▸ Record extracts:
☆ ☆ ☆ ☆
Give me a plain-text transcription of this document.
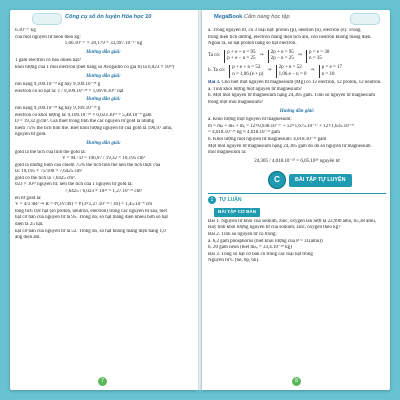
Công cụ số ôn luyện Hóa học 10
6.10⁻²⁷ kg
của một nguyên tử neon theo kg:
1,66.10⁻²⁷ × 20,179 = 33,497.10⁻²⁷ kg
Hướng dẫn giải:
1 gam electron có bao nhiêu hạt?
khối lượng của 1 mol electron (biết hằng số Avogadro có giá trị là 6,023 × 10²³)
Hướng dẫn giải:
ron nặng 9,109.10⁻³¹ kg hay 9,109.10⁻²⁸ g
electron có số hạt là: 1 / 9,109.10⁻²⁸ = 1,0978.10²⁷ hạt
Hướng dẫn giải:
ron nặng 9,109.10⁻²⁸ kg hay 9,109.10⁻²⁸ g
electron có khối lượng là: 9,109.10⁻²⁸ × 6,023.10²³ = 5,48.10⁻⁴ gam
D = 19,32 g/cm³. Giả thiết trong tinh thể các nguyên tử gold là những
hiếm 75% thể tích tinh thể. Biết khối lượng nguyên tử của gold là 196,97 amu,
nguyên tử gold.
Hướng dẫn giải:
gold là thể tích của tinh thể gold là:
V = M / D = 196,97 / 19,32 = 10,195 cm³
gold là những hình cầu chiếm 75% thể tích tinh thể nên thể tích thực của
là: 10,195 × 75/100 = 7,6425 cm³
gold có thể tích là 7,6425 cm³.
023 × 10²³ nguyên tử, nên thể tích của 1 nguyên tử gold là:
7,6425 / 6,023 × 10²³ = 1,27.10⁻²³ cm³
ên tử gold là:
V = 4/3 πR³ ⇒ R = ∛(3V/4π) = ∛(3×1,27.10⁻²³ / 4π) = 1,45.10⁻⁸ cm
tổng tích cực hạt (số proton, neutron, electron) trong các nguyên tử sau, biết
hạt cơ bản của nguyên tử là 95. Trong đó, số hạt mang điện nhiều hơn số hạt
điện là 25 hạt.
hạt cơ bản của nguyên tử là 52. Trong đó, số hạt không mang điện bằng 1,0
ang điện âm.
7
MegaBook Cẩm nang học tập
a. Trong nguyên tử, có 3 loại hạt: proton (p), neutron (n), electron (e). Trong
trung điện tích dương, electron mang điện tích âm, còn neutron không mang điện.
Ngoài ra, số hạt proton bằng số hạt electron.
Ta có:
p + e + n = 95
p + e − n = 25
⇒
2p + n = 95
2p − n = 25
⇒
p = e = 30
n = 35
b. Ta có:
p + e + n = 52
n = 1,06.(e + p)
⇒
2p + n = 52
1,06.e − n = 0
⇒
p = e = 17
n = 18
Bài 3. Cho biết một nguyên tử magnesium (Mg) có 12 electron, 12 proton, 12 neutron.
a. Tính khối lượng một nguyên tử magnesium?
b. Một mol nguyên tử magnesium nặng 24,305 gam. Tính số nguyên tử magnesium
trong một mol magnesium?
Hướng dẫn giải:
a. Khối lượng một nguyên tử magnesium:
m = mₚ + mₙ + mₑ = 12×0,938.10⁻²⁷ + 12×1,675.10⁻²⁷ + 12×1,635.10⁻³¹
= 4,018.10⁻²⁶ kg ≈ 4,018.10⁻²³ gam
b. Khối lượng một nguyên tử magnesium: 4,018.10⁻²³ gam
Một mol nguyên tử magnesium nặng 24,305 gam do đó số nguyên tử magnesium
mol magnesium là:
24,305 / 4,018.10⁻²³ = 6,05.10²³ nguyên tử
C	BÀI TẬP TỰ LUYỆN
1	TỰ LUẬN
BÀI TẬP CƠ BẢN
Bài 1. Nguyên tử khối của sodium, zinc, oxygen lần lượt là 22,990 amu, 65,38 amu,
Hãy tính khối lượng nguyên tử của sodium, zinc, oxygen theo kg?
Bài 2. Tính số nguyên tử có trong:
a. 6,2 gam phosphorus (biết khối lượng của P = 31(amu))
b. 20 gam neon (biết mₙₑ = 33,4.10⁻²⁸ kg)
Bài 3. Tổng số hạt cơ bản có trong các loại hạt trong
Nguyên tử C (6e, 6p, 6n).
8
☆ ☆ ☆ ☆
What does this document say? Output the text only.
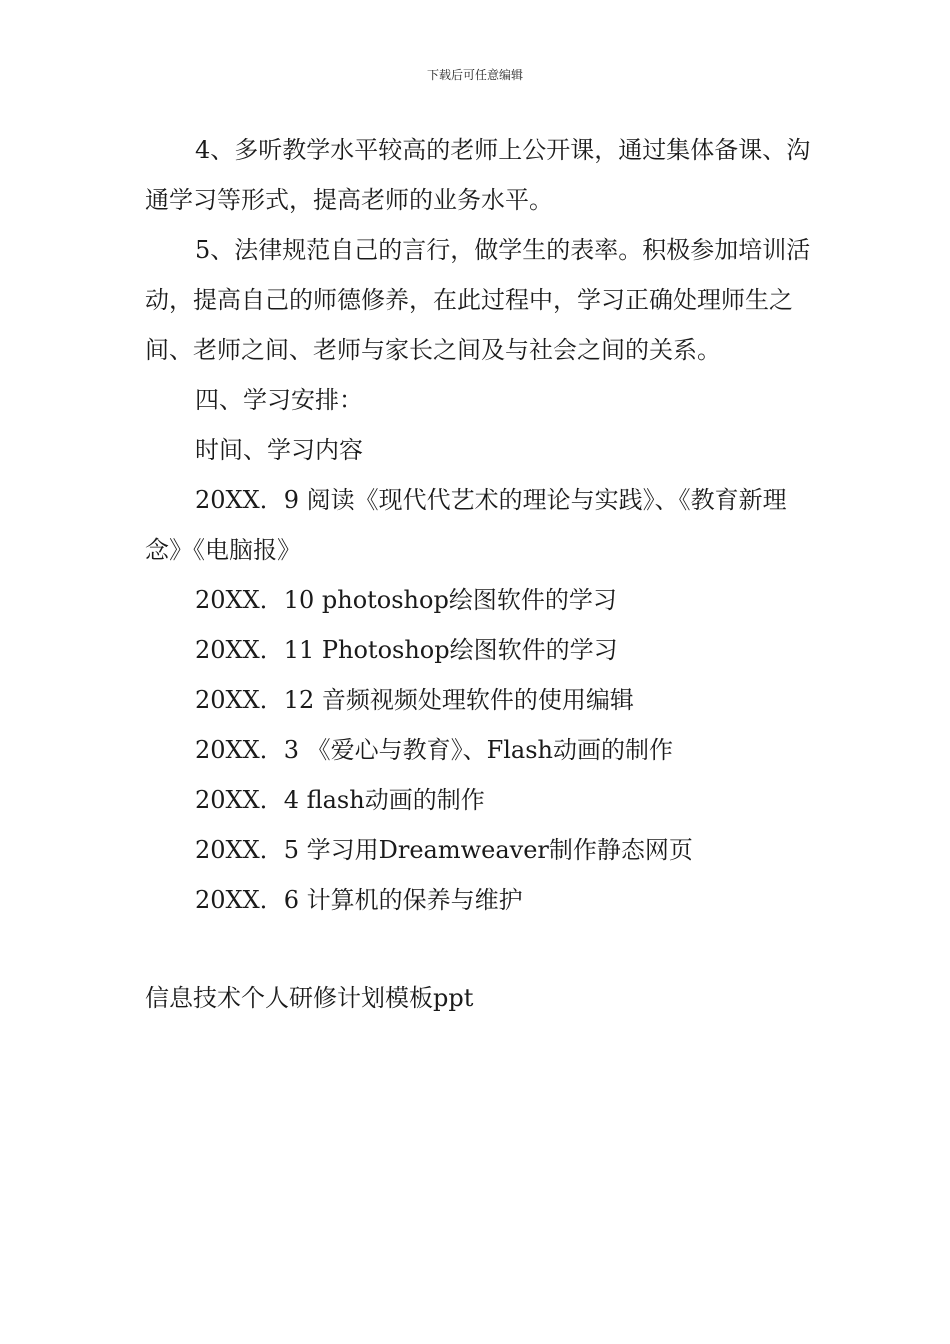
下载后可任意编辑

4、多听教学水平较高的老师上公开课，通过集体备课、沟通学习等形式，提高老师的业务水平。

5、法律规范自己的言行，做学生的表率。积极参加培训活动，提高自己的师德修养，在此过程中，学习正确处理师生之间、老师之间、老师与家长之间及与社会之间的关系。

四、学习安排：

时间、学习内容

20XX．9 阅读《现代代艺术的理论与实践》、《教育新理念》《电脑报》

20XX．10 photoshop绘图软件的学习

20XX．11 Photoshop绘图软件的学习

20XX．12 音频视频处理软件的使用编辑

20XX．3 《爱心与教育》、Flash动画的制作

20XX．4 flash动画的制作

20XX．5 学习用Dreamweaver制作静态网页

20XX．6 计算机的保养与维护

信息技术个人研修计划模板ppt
☆ ☆ ☆ ☆
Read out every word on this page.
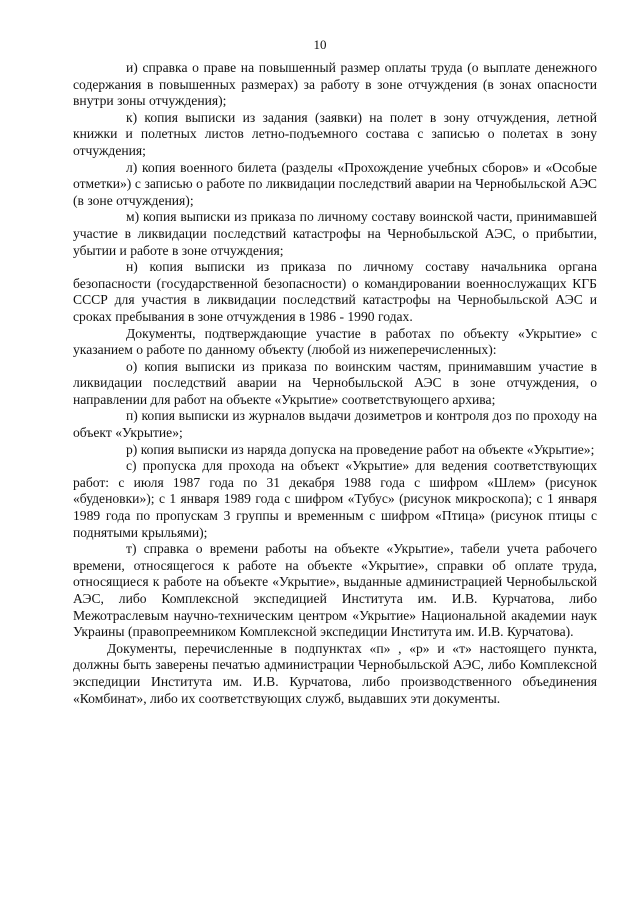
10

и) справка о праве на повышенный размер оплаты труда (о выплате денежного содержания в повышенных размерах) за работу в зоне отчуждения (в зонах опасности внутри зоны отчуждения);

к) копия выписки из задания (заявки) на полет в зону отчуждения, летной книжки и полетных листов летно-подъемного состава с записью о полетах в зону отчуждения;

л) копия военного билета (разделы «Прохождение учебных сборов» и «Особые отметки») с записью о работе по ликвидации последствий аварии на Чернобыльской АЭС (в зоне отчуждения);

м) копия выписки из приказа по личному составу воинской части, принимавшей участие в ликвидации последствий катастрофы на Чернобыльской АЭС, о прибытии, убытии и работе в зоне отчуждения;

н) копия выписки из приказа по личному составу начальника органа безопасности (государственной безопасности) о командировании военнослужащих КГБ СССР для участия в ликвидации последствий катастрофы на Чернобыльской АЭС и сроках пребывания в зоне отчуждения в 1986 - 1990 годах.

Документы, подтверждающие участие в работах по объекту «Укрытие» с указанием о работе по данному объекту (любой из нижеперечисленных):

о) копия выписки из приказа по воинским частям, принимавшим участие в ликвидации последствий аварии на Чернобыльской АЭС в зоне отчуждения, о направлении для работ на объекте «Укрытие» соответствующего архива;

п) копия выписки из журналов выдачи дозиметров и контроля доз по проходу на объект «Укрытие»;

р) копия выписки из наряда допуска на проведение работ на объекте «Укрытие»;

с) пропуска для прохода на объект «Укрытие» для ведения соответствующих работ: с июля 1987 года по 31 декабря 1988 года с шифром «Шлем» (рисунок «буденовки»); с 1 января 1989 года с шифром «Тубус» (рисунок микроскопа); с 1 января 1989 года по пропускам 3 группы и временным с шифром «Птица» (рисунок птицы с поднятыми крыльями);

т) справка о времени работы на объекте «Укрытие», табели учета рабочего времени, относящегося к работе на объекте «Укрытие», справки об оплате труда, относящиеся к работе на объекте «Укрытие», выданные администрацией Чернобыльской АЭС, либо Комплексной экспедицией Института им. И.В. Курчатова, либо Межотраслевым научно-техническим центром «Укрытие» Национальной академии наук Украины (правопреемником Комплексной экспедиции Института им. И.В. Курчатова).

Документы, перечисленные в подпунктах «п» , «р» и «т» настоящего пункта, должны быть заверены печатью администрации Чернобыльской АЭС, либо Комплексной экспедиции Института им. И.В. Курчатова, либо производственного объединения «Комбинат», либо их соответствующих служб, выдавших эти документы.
☆ ☆ ☆ ☆
▸ Goal: What is the number of lines that hold the string "text"? Reply with that number alone.

▸ Solution to this exercise: 2